Transcribe the records that follow in their entirety, omitting any pictures.

[Chart and figure data]
════════════════════

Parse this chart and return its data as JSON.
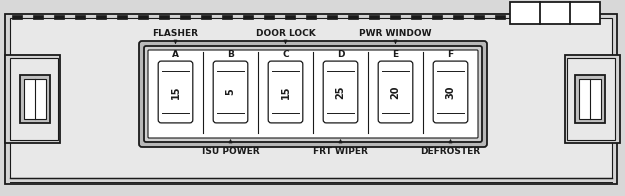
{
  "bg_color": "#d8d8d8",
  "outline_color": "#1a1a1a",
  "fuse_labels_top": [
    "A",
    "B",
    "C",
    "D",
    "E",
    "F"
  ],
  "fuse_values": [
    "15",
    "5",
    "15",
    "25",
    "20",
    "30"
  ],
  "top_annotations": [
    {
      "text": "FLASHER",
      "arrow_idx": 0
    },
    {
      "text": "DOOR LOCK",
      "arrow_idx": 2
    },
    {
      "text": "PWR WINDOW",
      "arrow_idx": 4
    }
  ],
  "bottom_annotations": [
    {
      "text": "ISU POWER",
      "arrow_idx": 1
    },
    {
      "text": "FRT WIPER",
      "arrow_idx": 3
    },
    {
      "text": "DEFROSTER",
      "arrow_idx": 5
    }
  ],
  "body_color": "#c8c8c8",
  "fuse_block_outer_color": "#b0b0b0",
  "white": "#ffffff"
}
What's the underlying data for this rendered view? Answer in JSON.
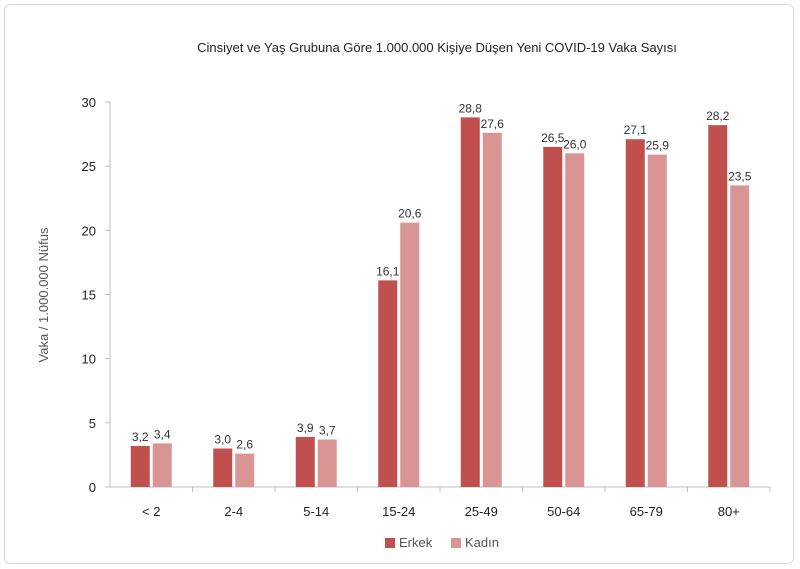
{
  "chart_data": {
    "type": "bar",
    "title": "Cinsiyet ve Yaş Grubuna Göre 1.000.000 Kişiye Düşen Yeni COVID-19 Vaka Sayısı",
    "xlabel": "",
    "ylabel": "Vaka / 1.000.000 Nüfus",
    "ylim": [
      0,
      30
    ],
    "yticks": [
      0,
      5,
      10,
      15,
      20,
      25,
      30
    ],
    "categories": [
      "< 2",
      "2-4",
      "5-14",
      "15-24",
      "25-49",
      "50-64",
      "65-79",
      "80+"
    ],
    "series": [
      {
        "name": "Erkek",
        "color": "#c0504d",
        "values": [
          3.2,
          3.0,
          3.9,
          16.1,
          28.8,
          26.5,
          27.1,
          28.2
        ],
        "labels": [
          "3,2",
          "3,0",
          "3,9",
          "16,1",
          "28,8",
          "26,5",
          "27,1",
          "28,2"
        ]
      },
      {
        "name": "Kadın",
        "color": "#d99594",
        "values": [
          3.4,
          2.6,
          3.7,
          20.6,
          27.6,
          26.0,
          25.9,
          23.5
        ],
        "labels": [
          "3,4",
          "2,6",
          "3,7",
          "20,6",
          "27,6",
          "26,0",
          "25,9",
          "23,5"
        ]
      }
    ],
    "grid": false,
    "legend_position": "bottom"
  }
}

════════════════════

Response below
Parse this chart and return its data as JSON.
{
  "bg_color": "#d8d8d8",
  "outline_color": "#1a1a1a",
  "fuse_labels_top": [
    "A",
    "B",
    "C",
    "D",
    "E",
    "F"
  ],
  "fuse_values": [
    "15",
    "5",
    "15",
    "25",
    "20",
    "30"
  ],
  "top_annotations": [
    {
      "text": "FLASHER",
      "arrow_idx": 0
    },
    {
      "text": "DOOR LOCK",
      "arrow_idx": 2
    },
    {
      "text": "PWR WINDOW",
      "arrow_idx": 4
    }
  ],
  "bottom_annotations": [
    {
      "text": "ISU POWER",
      "arrow_idx": 1
    },
    {
      "text": "FRT WIPER",
      "arrow_idx": 3
    },
    {
      "text": "DEFROSTER",
      "arrow_idx": 5
    }
  ],
  "body_color": "#c8c8c8",
  "fuse_block_outer_color": "#b0b0b0",
  "white": "#ffffff"
}
What's the underlying data for this rendered view? Answer in JSON.
{
  "chart_data": {
    "type": "bar",
    "title": "Cinsiyet ve Yaş Grubuna Göre 1.000.000 Kişiye Düşen Yeni COVID-19 Vaka Sayısı",
    "xlabel": "",
    "ylabel": "Vaka / 1.000.000 Nüfus",
    "ylim": [
      0,
      30
    ],
    "yticks": [
      0,
      5,
      10,
      15,
      20,
      25,
      30
    ],
    "categories": [
      "< 2",
      "2-4",
      "5-14",
      "15-24",
      "25-49",
      "50-64",
      "65-79",
      "80+"
    ],
    "series": [
      {
        "name": "Erkek",
        "color": "#c0504d",
        "values": [
          3.2,
          3.0,
          3.9,
          16.1,
          28.8,
          26.5,
          27.1,
          28.2
        ],
        "labels": [
          "3,2",
          "3,0",
          "3,9",
          "16,1",
          "28,8",
          "26,5",
          "27,1",
          "28,2"
        ]
      },
      {
        "name": "Kadın",
        "color": "#d99594",
        "values": [
          3.4,
          2.6,
          3.7,
          20.6,
          27.6,
          26.0,
          25.9,
          23.5
        ],
        "labels": [
          "3,4",
          "2,6",
          "3,7",
          "20,6",
          "27,6",
          "26,0",
          "25,9",
          "23,5"
        ]
      }
    ],
    "grid": false,
    "legend_position": "bottom"
  }
}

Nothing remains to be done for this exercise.